The exercise:
All of the material below is to be retyped exactly.

Saved entries:

** BEGIN **

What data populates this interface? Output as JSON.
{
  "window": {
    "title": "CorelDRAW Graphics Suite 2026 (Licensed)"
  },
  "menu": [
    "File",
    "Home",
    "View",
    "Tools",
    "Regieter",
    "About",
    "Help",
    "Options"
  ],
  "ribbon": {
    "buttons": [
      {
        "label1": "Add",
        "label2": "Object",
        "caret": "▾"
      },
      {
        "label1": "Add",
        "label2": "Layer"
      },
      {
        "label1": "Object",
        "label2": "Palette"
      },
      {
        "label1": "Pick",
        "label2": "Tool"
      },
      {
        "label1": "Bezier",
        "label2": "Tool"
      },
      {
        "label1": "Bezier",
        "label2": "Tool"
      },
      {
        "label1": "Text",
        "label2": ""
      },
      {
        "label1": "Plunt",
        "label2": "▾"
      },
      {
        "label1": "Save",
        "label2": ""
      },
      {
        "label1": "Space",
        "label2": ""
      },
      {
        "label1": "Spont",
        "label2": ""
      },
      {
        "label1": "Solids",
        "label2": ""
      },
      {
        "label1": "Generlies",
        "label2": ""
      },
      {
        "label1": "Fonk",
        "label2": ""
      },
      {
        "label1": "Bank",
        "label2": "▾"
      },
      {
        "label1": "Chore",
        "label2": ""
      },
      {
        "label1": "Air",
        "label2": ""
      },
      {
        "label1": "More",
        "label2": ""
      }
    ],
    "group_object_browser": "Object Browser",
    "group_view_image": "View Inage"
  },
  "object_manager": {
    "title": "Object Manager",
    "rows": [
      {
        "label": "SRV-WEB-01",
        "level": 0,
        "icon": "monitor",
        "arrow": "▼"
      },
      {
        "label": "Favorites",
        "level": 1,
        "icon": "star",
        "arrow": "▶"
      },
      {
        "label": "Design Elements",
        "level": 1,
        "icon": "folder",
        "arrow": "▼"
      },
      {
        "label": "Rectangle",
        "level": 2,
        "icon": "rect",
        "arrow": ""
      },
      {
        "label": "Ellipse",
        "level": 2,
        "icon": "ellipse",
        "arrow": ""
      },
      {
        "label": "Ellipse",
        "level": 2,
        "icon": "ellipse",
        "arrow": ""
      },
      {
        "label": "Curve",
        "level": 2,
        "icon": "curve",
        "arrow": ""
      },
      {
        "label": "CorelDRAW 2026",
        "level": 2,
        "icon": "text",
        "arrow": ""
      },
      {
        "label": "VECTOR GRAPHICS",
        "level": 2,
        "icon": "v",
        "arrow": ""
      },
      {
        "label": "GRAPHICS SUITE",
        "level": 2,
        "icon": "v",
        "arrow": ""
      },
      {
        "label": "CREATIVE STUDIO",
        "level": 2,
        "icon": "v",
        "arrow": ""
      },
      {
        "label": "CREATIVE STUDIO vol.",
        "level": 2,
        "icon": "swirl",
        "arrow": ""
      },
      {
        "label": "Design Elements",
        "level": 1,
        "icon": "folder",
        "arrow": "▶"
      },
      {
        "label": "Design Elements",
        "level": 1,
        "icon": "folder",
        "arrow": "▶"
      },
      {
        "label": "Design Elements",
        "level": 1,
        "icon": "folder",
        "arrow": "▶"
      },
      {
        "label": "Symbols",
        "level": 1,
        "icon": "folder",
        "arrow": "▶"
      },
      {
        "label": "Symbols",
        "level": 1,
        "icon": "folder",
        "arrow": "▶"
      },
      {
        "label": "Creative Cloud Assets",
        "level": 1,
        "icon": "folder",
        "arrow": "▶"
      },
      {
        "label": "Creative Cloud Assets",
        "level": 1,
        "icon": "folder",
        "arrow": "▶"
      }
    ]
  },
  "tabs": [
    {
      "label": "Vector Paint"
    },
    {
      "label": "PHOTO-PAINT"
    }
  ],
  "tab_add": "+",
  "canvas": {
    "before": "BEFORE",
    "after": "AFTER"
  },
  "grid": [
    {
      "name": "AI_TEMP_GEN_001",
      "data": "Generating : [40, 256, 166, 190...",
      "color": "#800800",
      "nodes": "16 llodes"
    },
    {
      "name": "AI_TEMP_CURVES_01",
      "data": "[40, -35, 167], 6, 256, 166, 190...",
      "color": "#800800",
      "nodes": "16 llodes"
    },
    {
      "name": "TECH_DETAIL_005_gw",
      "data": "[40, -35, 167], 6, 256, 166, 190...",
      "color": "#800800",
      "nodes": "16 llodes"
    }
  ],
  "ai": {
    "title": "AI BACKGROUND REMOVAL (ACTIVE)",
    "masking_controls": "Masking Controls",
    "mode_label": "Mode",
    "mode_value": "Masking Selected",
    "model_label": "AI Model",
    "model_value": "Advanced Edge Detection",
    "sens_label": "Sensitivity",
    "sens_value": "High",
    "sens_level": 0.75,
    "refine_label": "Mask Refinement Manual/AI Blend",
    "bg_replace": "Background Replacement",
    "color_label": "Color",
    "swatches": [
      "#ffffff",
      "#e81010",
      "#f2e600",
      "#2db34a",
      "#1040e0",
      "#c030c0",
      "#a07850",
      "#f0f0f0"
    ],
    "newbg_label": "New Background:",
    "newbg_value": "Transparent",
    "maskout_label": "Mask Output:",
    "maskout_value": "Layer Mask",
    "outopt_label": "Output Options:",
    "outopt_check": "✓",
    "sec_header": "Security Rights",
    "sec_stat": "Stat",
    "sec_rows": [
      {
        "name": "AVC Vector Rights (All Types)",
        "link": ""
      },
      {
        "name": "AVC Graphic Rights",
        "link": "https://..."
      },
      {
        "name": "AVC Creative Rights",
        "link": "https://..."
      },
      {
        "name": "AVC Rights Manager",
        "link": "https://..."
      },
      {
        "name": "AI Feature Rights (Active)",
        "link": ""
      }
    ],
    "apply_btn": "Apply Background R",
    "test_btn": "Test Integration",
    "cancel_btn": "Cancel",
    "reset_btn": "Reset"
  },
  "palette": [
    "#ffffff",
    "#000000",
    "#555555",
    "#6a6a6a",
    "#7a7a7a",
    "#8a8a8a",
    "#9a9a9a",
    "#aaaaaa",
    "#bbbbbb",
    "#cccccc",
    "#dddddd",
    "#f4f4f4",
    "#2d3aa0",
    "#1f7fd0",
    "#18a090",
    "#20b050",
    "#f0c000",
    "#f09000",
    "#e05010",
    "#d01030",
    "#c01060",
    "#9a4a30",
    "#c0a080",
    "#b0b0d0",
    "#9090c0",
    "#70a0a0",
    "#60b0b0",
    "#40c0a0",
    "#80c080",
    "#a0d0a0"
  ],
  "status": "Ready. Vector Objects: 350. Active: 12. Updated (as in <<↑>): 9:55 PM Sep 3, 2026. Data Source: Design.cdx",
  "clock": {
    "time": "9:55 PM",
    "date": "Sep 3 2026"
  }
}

** END **

Reply to the task:
What data populates this interface? Output as JSON.
{
  "window": {
    "title": "CorelDRAW Graphics Suite 2026 (Licensed)"
  },
  "menu": [
    "File",
    "Home",
    "View",
    "Tools",
    "Regieter",
    "About",
    "Help",
    "Options"
  ],
  "ribbon": {
    "buttons": [
      {
        "label1": "Add",
        "label2": "Object",
        "caret": "▾"
      },
      {
        "label1": "Add",
        "label2": "Layer"
      },
      {
        "label1": "Object",
        "label2": "Palette"
      },
      {
        "label1": "Pick",
        "label2": "Tool"
      },
      {
        "label1": "Bezier",
        "label2": "Tool"
      },
      {
        "label1": "Bezier",
        "label2": "Tool"
      },
      {
        "label1": "Text",
        "label2": ""
      },
      {
        "label1": "Plunt",
        "label2": "▾"
      },
      {
        "label1": "Save",
        "label2": ""
      },
      {
        "label1": "Space",
        "label2": ""
      },
      {
        "label1": "Spont",
        "label2": ""
      },
      {
        "label1": "Solids",
        "label2": ""
      },
      {
        "label1": "Generlies",
        "label2": ""
      },
      {
        "label1": "Fonk",
        "label2": ""
      },
      {
        "label1": "Bank",
        "label2": "▾"
      },
      {
        "label1": "Chore",
        "label2": ""
      },
      {
        "label1": "Air",
        "label2": ""
      },
      {
        "label1": "More",
        "label2": ""
      }
    ],
    "group_object_browser": "Object Browser",
    "group_view_image": "View Inage"
  },
  "object_manager": {
    "title": "Object Manager",
    "rows": [
      {
        "label": "SRV-WEB-01",
        "level": 0,
        "icon": "monitor",
        "arrow": "▼"
      },
      {
        "label": "Favorites",
        "level": 1,
        "icon": "star",
        "arrow": "▶"
      },
      {
        "label": "Design Elements",
        "level": 1,
        "icon": "folder",
        "arrow": "▼"
      },
      {
        "label": "Rectangle",
        "level": 2,
        "icon": "rect",
        "arrow": ""
      },
      {
        "label": "Ellipse",
        "level": 2,
        "icon": "ellipse",
        "arrow": ""
      },
      {
        "label": "Ellipse",
        "level": 2,
        "icon": "ellipse",
        "arrow": ""
      },
      {
        "label": "Curve",
        "level": 2,
        "icon": "curve",
        "arrow": ""
      },
      {
        "label": "CorelDRAW 2026",
        "level": 2,
        "icon": "text",
        "arrow": ""
      },
      {
        "label": "VECTOR GRAPHICS",
        "level": 2,
        "icon": "v",
        "arrow": ""
      },
      {
        "label": "GRAPHICS SUITE",
        "level": 2,
        "icon": "v",
        "arrow": ""
      },
      {
        "label": "CREATIVE STUDIO",
        "level": 2,
        "icon": "v",
        "arrow": ""
      },
      {
        "label": "CREATIVE STUDIO vol.",
        "level": 2,
        "icon": "swirl",
        "arrow": ""
      },
      {
        "label": "Design Elements",
        "level": 1,
        "icon": "folder",
        "arrow": "▶"
      },
      {
        "label": "Design Elements",
        "level": 1,
        "icon": "folder",
        "arrow": "▶"
      },
      {
        "label": "Design Elements",
        "level": 1,
        "icon": "folder",
        "arrow": "▶"
      },
      {
        "label": "Symbols",
        "level": 1,
        "icon": "folder",
        "arrow": "▶"
      },
      {
        "label": "Symbols",
        "level": 1,
        "icon": "folder",
        "arrow": "▶"
      },
      {
        "label": "Creative Cloud Assets",
        "level": 1,
        "icon": "folder",
        "arrow": "▶"
      },
      {
        "label": "Creative Cloud Assets",
        "level": 1,
        "icon": "folder",
        "arrow": "▶"
      }
    ]
  },
  "tabs": [
    {
      "label": "Vector Paint"
    },
    {
      "label": "PHOTO-PAINT"
    }
  ],
  "tab_add": "+",
  "canvas": {
    "before": "BEFORE",
    "after": "AFTER"
  },
  "grid": [
    {
      "name": "AI_TEMP_GEN_001",
      "data": "Generating : [40, 256, 166, 190...",
      "color": "#800800",
      "nodes": "16 llodes"
    },
    {
      "name": "AI_TEMP_CURVES_01",
      "data": "[40, -35, 167], 6, 256, 166, 190...",
      "color": "#800800",
      "nodes": "16 llodes"
    },
    {
      "name": "TECH_DETAIL_005_gw",
      "data": "[40, -35, 167], 6, 256, 166, 190...",
      "color": "#800800",
      "nodes": "16 llodes"
    }
  ],
  "ai": {
    "title": "AI BACKGROUND REMOVAL (ACTIVE)",
    "masking_controls": "Masking Controls",
    "mode_label": "Mode",
    "mode_value": "Masking Selected",
    "model_label": "AI Model",
    "model_value": "Advanced Edge Detection",
    "sens_label": "Sensitivity",
    "sens_value": "High",
    "sens_level": 0.75,
    "refine_label": "Mask Refinement Manual/AI Blend",
    "bg_replace": "Background Replacement",
    "color_label": "Color",
    "swatches": [
      "#ffffff",
      "#e81010",
      "#f2e600",
      "#2db34a",
      "#1040e0",
      "#c030c0",
      "#a07850",
      "#f0f0f0"
    ],
    "newbg_label": "New Background:",
    "newbg_value": "Transparent",
    "maskout_label": "Mask Output:",
    "maskout_value": "Layer Mask",
    "outopt_label": "Output Options:",
    "outopt_check": "✓",
    "sec_header": "Security Rights",
    "sec_stat": "Stat",
    "sec_rows": [
      {
        "name": "AVC Vector Rights (All Types)",
        "link": ""
      },
      {
        "name": "AVC Graphic Rights",
        "link": "https://..."
      },
      {
        "name": "AVC Creative Rights",
        "link": "https://..."
      },
      {
        "name": "AVC Rights Manager",
        "link": "https://..."
      },
      {
        "name": "AI Feature Rights (Active)",
        "link": ""
      }
    ],
    "apply_btn": "Apply Background R",
    "test_btn": "Test Integration",
    "cancel_btn": "Cancel",
    "reset_btn": "Reset"
  },
  "palette": [
    "#ffffff",
    "#000000",
    "#555555",
    "#6a6a6a",
    "#7a7a7a",
    "#8a8a8a",
    "#9a9a9a",
    "#aaaaaa",
    "#bbbbbb",
    "#cccccc",
    "#dddddd",
    "#f4f4f4",
    "#2d3aa0",
    "#1f7fd0",
    "#18a090",
    "#20b050",
    "#f0c000",
    "#f09000",
    "#e05010",
    "#d01030",
    "#c01060",
    "#9a4a30",
    "#c0a080",
    "#b0b0d0",
    "#9090c0",
    "#70a0a0",
    "#60b0b0",
    "#40c0a0",
    "#80c080",
    "#a0d0a0"
  ],
  "status": "Ready. Vector Objects: 350. Active: 12. Updated (as in <<↑>): 9:55 PM Sep 3, 2026. Data Source: Design.cdx",
  "clock": {
    "time": "9:55 PM",
    "date": "Sep 3 2026"
  }
}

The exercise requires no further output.